• **What is being asked**: Only a number is wanted: how many lines in the listing contain the word "Palette"?
>> Begin
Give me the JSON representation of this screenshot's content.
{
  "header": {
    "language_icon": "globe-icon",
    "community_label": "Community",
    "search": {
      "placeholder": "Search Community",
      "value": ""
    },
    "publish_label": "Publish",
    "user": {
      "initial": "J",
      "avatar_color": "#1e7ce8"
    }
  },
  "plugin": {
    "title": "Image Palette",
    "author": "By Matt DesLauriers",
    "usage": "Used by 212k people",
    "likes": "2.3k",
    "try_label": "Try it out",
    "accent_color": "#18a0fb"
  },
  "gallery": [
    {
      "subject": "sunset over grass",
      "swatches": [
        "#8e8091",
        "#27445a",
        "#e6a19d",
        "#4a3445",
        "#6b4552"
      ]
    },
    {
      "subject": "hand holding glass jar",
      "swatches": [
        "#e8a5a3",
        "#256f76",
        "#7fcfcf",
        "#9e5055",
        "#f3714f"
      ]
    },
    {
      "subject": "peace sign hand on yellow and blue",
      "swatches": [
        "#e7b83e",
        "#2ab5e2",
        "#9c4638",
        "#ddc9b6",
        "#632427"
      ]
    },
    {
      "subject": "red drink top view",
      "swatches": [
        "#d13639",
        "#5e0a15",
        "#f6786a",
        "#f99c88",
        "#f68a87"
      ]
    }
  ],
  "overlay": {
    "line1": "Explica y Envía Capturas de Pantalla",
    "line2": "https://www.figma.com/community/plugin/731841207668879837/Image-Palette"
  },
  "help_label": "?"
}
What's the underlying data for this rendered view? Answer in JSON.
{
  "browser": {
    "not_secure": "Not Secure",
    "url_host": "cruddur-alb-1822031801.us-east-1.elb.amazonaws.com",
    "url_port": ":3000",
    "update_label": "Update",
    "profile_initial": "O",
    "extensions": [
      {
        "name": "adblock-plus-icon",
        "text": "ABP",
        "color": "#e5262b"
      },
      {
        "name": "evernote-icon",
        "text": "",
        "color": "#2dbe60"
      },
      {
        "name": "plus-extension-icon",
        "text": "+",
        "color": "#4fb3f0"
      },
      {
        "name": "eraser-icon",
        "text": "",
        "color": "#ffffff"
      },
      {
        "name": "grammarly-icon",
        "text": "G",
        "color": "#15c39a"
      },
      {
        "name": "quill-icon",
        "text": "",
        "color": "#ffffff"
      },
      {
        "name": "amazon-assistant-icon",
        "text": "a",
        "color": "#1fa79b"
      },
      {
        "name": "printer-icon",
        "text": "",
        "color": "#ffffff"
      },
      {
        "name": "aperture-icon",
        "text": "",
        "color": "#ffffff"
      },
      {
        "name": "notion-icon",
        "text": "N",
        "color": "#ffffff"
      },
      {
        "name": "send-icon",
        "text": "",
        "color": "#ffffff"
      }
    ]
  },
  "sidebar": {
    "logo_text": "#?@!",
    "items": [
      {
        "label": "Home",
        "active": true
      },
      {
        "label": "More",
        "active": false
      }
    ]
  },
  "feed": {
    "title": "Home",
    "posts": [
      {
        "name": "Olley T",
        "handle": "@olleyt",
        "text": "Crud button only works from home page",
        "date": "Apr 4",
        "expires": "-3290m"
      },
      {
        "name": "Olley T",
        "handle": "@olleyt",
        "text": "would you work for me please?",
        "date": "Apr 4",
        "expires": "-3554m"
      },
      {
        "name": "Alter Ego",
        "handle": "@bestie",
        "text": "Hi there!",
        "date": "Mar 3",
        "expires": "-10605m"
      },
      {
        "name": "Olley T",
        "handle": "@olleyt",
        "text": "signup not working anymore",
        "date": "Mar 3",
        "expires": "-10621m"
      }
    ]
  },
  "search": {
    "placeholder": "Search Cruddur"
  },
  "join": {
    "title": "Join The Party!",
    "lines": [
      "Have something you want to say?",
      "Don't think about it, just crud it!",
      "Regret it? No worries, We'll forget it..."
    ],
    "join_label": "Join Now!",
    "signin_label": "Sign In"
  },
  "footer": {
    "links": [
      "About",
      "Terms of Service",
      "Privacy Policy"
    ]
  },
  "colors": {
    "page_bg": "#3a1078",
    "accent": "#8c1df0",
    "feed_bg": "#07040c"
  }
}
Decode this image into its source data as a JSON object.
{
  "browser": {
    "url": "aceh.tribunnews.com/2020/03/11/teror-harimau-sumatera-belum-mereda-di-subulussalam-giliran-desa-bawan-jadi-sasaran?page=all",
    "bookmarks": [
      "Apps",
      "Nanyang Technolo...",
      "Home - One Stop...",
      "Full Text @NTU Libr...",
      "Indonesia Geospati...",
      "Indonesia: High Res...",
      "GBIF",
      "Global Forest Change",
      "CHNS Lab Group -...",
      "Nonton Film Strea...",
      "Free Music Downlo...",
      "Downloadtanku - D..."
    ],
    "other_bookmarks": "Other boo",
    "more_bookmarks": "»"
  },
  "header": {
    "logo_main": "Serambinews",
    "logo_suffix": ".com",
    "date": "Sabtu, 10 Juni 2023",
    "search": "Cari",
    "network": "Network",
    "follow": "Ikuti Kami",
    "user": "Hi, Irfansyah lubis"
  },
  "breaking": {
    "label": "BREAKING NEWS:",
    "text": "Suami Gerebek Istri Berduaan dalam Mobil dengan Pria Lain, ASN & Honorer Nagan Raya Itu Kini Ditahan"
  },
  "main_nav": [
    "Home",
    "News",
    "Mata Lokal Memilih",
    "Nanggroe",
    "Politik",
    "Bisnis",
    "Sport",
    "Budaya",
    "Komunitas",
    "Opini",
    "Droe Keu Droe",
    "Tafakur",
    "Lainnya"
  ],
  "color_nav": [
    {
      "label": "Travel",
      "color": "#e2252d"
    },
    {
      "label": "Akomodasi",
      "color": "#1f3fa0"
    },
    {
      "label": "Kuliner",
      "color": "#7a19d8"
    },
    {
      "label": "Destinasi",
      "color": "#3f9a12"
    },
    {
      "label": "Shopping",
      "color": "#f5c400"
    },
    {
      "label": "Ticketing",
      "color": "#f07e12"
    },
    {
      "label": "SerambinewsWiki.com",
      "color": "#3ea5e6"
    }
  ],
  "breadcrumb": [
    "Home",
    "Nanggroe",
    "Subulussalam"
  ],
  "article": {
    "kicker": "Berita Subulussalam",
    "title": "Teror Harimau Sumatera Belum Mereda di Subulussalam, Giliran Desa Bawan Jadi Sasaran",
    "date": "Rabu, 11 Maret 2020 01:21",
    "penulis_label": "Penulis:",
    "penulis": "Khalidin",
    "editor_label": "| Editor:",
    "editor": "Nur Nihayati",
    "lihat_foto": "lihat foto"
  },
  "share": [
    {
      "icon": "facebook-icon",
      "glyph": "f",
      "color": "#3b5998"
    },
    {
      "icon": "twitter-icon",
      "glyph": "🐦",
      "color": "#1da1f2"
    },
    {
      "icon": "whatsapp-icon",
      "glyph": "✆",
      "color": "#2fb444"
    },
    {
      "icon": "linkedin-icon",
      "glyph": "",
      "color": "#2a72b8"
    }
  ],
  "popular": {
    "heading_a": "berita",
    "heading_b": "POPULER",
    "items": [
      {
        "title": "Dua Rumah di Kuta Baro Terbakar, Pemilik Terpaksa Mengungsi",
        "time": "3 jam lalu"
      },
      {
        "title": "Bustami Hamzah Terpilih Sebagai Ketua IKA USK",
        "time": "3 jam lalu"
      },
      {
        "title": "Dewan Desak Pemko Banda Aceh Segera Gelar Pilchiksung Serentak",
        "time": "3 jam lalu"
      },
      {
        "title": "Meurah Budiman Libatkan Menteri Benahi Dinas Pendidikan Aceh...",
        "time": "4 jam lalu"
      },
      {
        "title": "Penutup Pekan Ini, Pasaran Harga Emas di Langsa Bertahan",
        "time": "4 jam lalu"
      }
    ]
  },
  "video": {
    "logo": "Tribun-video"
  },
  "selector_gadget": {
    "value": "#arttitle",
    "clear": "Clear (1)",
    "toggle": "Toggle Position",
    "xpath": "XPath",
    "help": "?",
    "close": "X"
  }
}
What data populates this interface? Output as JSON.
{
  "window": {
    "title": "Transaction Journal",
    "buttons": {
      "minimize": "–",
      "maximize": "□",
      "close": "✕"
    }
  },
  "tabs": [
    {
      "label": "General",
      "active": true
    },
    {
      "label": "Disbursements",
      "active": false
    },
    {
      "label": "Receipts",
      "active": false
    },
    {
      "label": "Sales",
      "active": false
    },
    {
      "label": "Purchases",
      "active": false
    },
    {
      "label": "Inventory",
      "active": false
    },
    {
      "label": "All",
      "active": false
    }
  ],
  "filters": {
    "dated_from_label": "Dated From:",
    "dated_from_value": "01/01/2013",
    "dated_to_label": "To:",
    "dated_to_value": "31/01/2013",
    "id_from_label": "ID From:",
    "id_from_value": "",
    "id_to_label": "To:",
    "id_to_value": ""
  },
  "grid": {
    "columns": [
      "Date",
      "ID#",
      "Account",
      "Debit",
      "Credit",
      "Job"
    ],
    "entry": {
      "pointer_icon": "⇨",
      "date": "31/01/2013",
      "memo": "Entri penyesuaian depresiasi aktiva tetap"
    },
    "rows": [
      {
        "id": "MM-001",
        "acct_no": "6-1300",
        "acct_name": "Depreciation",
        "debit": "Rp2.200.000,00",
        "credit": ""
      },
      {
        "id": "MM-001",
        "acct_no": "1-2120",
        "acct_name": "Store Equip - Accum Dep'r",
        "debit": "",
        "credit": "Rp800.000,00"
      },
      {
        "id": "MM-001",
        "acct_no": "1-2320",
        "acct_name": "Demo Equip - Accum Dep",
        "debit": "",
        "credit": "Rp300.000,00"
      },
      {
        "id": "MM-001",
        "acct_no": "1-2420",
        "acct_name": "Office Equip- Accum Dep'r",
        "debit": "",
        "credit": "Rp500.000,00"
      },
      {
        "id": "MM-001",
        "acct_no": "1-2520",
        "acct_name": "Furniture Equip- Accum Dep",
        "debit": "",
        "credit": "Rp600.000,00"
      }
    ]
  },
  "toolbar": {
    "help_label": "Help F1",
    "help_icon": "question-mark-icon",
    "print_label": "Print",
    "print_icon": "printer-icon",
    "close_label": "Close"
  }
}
>> End
• **Correct response**: 2